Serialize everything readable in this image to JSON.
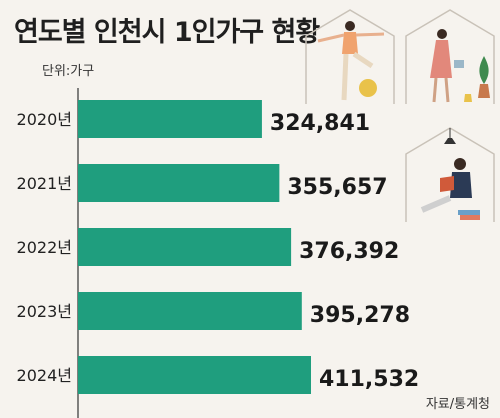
{
  "title": "연도별 인천시 1인가구 현황",
  "unit": "단위:가구",
  "source": "자료/통계청",
  "colors": {
    "bar": "#1f9e7e",
    "axis": "#333333",
    "background": "#f6f3ee"
  },
  "chart_data": {
    "type": "bar",
    "orientation": "horizontal",
    "title": "연도별 인천시 1인가구 현황",
    "unit": "단위:가구",
    "categories": [
      "2020년",
      "2021년",
      "2022년",
      "2023년",
      "2024년"
    ],
    "values": [
      324841,
      355657,
      376392,
      395278,
      411532
    ],
    "value_labels": [
      "324,841",
      "355,657",
      "376,392",
      "395,278",
      "411,532"
    ],
    "xlim": [
      0,
      411532
    ],
    "grid": false,
    "legend": "none"
  },
  "illustrations": [
    "yoga-person-icon",
    "watering-plants-person-icon",
    "reading-person-icon"
  ]
}
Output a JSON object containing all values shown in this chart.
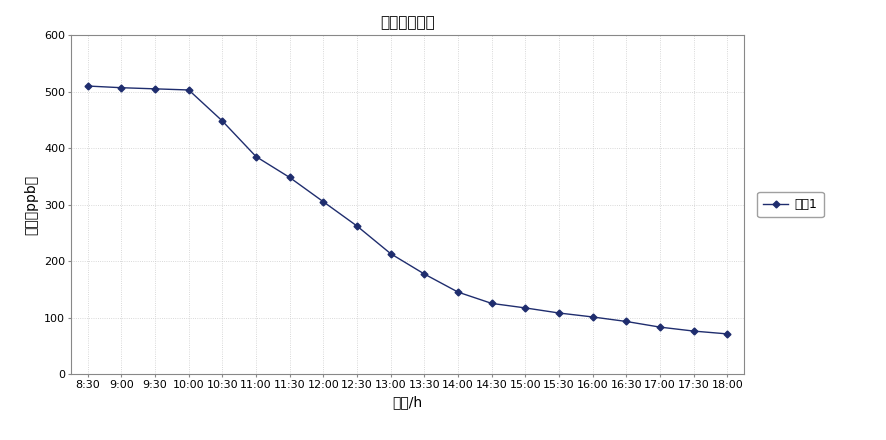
{
  "title": "甲醒降解曲线",
  "xlabel": "时间/h",
  "ylabel": "甲醒（ppb）",
  "legend_label": "系列1",
  "x_labels": [
    "8:30",
    "9:00",
    "9:30",
    "10:00",
    "10:30",
    "11:00",
    "11:30",
    "12:00",
    "12:30",
    "13:00",
    "13:30",
    "14:00",
    "14:30",
    "15:00",
    "15:30",
    "16:00",
    "16:30",
    "17:00",
    "17:30",
    "18:00"
  ],
  "y_values": [
    510,
    507,
    505,
    503,
    448,
    385,
    348,
    305,
    262,
    213,
    177,
    145,
    125,
    117,
    108,
    101,
    93,
    83,
    76,
    71
  ],
  "ylim": [
    0,
    600
  ],
  "yticks": [
    0,
    100,
    200,
    300,
    400,
    500,
    600
  ],
  "line_color": "#1f2d6e",
  "marker": "D",
  "marker_size": 3.5,
  "line_width": 1.0,
  "background_color": "#ffffff",
  "plot_bg_color": "#ffffff",
  "title_fontsize": 11,
  "axis_label_fontsize": 10,
  "tick_fontsize": 8,
  "legend_fontsize": 9
}
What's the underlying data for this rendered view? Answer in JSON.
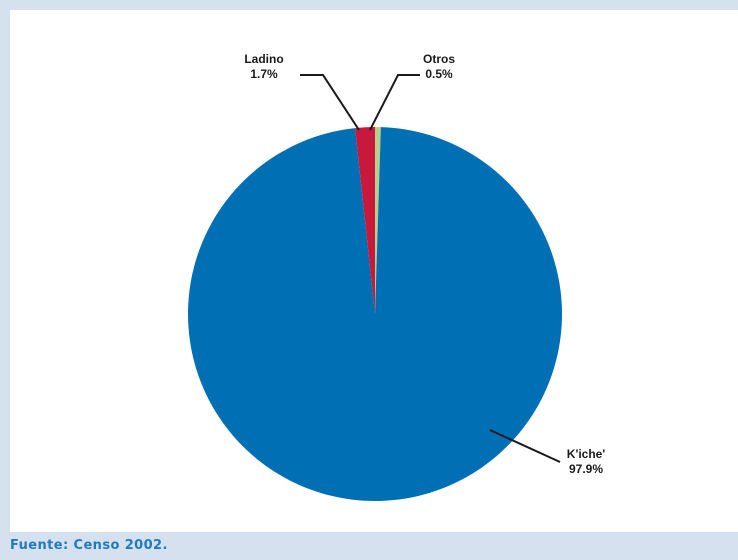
{
  "chart_data": {
    "type": "pie",
    "title": "",
    "slices": [
      {
        "label": "K'iche'",
        "value_label": "97.9%",
        "value": 97.9,
        "color": "#006fb4"
      },
      {
        "label": "Ladino",
        "value_label": "1.7%",
        "value": 1.7,
        "color": "#c8193c"
      },
      {
        "label": "Otros",
        "value_label": "0.5%",
        "value": 0.5,
        "color": "#b5d08a"
      }
    ],
    "legend": "none"
  },
  "footer": {
    "source": "Fuente: Censo 2002."
  }
}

Instructions for the task: Every entry above is to be set down exactly; the pictures are to be left out.

Response to this task:
Serialize everything readable in this image to JSON.
{
  "title": "연도별 인천시 1인가구 현황",
  "unit": "단위:가구",
  "source": "자료/통계청",
  "colors": {
    "bar": "#1f9e7e",
    "axis": "#333333",
    "background": "#f6f3ee"
  },
  "chart_data": {
    "type": "bar",
    "orientation": "horizontal",
    "title": "연도별 인천시 1인가구 현황",
    "unit": "단위:가구",
    "categories": [
      "2020년",
      "2021년",
      "2022년",
      "2023년",
      "2024년"
    ],
    "values": [
      324841,
      355657,
      376392,
      395278,
      411532
    ],
    "value_labels": [
      "324,841",
      "355,657",
      "376,392",
      "395,278",
      "411,532"
    ],
    "xlim": [
      0,
      411532
    ],
    "grid": false,
    "legend": "none"
  },
  "illustrations": [
    "yoga-person-icon",
    "watering-plants-person-icon",
    "reading-person-icon"
  ]
}
Output a JSON object containing all values shown in this chart.
{
  "title": "甲醒降解曲线",
  "xlabel": "时间/h",
  "ylabel": "甲醒（ppb）",
  "legend_label": "系列1",
  "x_labels": [
    "8:30",
    "9:00",
    "9:30",
    "10:00",
    "10:30",
    "11:00",
    "11:30",
    "12:00",
    "12:30",
    "13:00",
    "13:30",
    "14:00",
    "14:30",
    "15:00",
    "15:30",
    "16:00",
    "16:30",
    "17:00",
    "17:30",
    "18:00"
  ],
  "y_values": [
    510,
    507,
    505,
    503,
    448,
    385,
    348,
    305,
    262,
    213,
    177,
    145,
    125,
    117,
    108,
    101,
    93,
    83,
    76,
    71
  ],
  "ylim": [
    0,
    600
  ],
  "yticks": [
    0,
    100,
    200,
    300,
    400,
    500,
    600
  ],
  "line_color": "#1f2d6e",
  "marker": "D",
  "marker_size": 3.5,
  "line_width": 1.0,
  "background_color": "#ffffff",
  "plot_bg_color": "#ffffff",
  "title_fontsize": 11,
  "axis_label_fontsize": 10,
  "tick_fontsize": 8,
  "legend_fontsize": 9
}
What's the underlying data for this rendered view? Answer in JSON.
{
  "chart_data": {
    "type": "pie",
    "title": "",
    "slices": [
      {
        "label": "K'iche'",
        "value_label": "97.9%",
        "value": 97.9,
        "color": "#006fb4"
      },
      {
        "label": "Ladino",
        "value_label": "1.7%",
        "value": 1.7,
        "color": "#c8193c"
      },
      {
        "label": "Otros",
        "value_label": "0.5%",
        "value": 0.5,
        "color": "#b5d08a"
      }
    ],
    "legend": "none"
  },
  "footer": {
    "source": "Fuente: Censo 2002."
  }
}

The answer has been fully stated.